**MATERIAL FOR THIS EXERCISE:**
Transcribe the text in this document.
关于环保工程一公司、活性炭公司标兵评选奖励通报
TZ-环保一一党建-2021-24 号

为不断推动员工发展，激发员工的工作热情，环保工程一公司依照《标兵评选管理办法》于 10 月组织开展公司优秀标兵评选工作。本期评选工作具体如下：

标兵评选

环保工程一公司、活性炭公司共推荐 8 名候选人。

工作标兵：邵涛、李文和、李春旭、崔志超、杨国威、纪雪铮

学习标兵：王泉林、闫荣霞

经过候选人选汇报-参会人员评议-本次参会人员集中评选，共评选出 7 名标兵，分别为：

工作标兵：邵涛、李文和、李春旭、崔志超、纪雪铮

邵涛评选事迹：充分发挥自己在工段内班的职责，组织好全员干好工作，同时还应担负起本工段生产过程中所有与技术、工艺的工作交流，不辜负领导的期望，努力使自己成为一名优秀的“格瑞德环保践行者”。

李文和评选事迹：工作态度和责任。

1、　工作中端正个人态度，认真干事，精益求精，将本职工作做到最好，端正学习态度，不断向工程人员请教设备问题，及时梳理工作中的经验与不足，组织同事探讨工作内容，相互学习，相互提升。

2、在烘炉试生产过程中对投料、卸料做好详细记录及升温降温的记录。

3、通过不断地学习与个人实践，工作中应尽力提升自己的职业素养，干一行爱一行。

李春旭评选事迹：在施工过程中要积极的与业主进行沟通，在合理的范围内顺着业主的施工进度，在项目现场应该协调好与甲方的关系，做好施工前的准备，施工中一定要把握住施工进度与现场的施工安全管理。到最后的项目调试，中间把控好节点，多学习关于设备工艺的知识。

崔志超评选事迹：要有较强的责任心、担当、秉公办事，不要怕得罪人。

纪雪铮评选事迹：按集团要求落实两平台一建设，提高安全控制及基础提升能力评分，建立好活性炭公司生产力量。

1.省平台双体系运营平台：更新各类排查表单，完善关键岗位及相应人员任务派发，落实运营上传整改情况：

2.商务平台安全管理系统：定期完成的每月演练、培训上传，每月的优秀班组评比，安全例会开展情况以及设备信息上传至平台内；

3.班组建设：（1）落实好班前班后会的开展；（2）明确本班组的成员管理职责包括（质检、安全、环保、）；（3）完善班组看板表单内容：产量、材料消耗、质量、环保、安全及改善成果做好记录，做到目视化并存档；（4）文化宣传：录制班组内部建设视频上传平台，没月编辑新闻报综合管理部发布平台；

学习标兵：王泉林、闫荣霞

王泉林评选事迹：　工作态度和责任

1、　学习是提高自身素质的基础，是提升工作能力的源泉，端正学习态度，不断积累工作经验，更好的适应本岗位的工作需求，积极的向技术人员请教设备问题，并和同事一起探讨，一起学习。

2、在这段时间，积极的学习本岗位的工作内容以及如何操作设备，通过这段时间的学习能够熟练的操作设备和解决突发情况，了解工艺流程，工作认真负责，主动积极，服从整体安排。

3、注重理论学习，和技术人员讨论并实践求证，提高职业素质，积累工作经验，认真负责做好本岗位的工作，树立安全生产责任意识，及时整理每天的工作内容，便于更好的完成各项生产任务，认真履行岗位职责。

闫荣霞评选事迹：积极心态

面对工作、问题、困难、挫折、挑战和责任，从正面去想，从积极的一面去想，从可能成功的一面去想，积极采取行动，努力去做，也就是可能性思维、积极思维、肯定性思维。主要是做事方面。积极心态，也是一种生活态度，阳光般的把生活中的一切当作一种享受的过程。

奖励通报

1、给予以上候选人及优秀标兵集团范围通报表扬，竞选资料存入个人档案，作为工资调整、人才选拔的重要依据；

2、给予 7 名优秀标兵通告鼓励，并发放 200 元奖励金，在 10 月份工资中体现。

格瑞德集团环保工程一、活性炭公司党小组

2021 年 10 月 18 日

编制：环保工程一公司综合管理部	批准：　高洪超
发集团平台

**THE EXERCISE:**
Of all the lines above, how many contain the word "工作标兵"? Give the number and nothing else.

**RESPONSE:**
2